[Extracted records]
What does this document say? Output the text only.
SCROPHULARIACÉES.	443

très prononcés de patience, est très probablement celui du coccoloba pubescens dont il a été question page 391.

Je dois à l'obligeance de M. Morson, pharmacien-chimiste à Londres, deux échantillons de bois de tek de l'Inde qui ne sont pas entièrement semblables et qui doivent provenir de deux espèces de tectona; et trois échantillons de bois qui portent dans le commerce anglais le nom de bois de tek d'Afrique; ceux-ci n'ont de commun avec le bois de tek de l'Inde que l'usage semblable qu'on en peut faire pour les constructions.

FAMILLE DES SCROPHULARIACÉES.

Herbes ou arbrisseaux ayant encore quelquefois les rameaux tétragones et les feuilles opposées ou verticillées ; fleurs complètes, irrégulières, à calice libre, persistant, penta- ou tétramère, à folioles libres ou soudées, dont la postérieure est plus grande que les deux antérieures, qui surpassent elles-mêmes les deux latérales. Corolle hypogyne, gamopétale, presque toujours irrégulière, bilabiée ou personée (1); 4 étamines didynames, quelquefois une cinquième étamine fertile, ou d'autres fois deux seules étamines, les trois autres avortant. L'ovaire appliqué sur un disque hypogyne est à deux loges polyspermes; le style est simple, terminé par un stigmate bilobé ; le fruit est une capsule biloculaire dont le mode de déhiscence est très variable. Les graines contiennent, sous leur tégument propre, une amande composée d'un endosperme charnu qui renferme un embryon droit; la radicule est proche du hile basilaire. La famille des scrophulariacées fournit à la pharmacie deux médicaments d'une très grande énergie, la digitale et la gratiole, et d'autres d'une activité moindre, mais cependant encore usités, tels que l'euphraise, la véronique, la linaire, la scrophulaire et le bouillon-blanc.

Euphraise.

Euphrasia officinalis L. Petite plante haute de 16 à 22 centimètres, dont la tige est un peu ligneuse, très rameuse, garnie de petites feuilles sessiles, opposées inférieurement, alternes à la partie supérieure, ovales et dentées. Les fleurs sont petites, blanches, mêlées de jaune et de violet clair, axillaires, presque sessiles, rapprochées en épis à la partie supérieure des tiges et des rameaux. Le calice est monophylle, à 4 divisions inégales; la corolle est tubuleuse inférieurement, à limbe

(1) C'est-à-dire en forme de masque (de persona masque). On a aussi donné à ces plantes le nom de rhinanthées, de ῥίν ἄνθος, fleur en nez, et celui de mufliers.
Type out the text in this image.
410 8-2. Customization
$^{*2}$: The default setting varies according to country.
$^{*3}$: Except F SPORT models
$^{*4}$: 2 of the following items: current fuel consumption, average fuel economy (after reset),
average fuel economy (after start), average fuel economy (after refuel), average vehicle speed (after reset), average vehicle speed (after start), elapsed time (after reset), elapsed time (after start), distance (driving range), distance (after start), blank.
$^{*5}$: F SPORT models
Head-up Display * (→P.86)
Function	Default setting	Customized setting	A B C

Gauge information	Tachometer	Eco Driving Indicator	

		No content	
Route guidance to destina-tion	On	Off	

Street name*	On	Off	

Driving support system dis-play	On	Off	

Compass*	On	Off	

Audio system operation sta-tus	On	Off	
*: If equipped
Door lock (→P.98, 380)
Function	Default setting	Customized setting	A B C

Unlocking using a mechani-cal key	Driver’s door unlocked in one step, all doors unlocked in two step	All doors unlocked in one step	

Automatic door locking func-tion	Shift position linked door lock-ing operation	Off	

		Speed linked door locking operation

## To be done:
Count the lines that hold the string "text", and reply with that number alone.

## Exercise response:
2